== Auszug
Ein deutsch-britischer Geiger aus der Schule des legendären Violinisten und Musikpädagogen Yehudi Menuhin, ein norwegischer Hardangerfiedler und ein schwedischer Nyckelharpavirtuose: Max Baillie, Olav Luksengård Mjelva und Erik Rydvall mixen seit drei Jahren als Lodestar Trio den hinreißenden Cocktail „Bach to Folk“. Trotz aller Reisehindernisse durch die Coronamaßnahmen und nur drei Livekonzerten schaffte es das Trio, im vergangenen Sommer in der norwegischen Bergstadt Røros sein erstes Album einzuspielen.
Text: Jens-Peter Müller; Fotos Ard Jongsma
2019 war Erik Rydvall Hauskünstler bei der fünfzehnten Ausgabe des folkBALTICA-Festivals an der deutsch-dänischen Grenze und präsentierte neben der Formation Nordic und dem Duo mit Olav Mjelva auch das vergleichsweise junge Lodestar Trio. Beim diesjährigen Festival im Mai spielte dieses dann mehrere Konzerte und unternahm mit einem dänischen Fotografen eine Session für die Illustration ihres Debütalbums, das dieser Tag erscheint. „Zu Bachs Zeiten hat man nicht in musikalischen Genres gedacht“, erzählt Max Baillie. „Barockmusik und Volksmusik waren und sind sich viel näher, als man heutzutage denkt.“ Bach habe zum Beispiel einen intensiven Kontakt zu lokalen Musikern und deren Musik gehabt. Und Erik Rydvall ergänzt, dass in Schweden die ersten Volksmusikaufzeichnungen von den Kirchenmusikern stammen, zu deren Pflichten und Qualifikationen neben dem Orgelspiel auch das Spielen von Tanzmusik auf der Geige gehörte. „Das Element von Improvisation findet man in beiden Traditionen, und letztlich sind Barockmusik und Volksmusik beides groove-basierte Musik“, betont Baillie.
====
**Aufgabe 1**
In welcher Stadt hat das Trio laut dem Artikel über das Lodestar Trio sein erstes Album eingespielt?
**Aufgabe 2**
Führe den Artikel über das Lodestar Trio nach seinem letzten Satz weiter.
== Bereitgestellte Angaben
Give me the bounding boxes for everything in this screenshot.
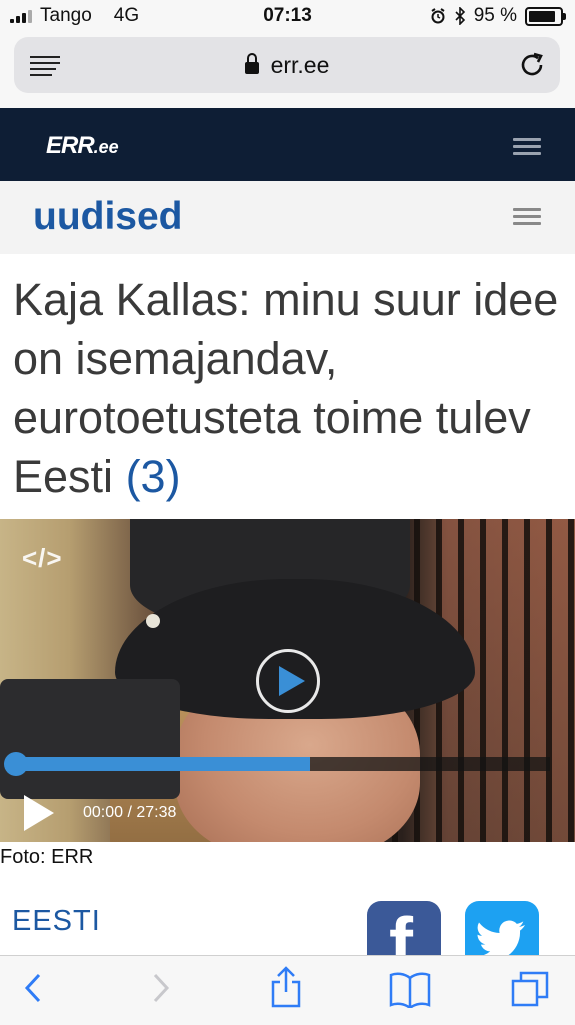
====
**Ergebnis 1**
In der norwegischen Bergstadt Røros.

**Ergebnis 2**
Lodestar Trio bei folkBALTICA 2022 Foto: Ard Jongsma
Diese Erkenntnis ist nicht neu. Virtuose Folkbands wie das dänisch-schwedische Trio Dreamers’ Circus oder in Irland schon in den Neunzigern De Dannan mit Meisterfiddler Frankie Gavin haben ihr Publikum mit folkigen Arrangements von Bach-Stücken zum Staunen und Jubeln gebracht. Allerdings nicht so programmatisch und vielseitig wie das Lodestar Trio. Acht der siebzehn Tracks des Albums sind Bearbeitungen von Bach-Kompositionen aus seinen Cellosuiten, Violinsonaten und Orchestersuiten, darunter das bekannte „Air“. Neben vier Eigenkompositionen des Trios erklingen auch Sätze aus Werken der Barockkomponisten Jean-Baptiste Lully und François Couperin.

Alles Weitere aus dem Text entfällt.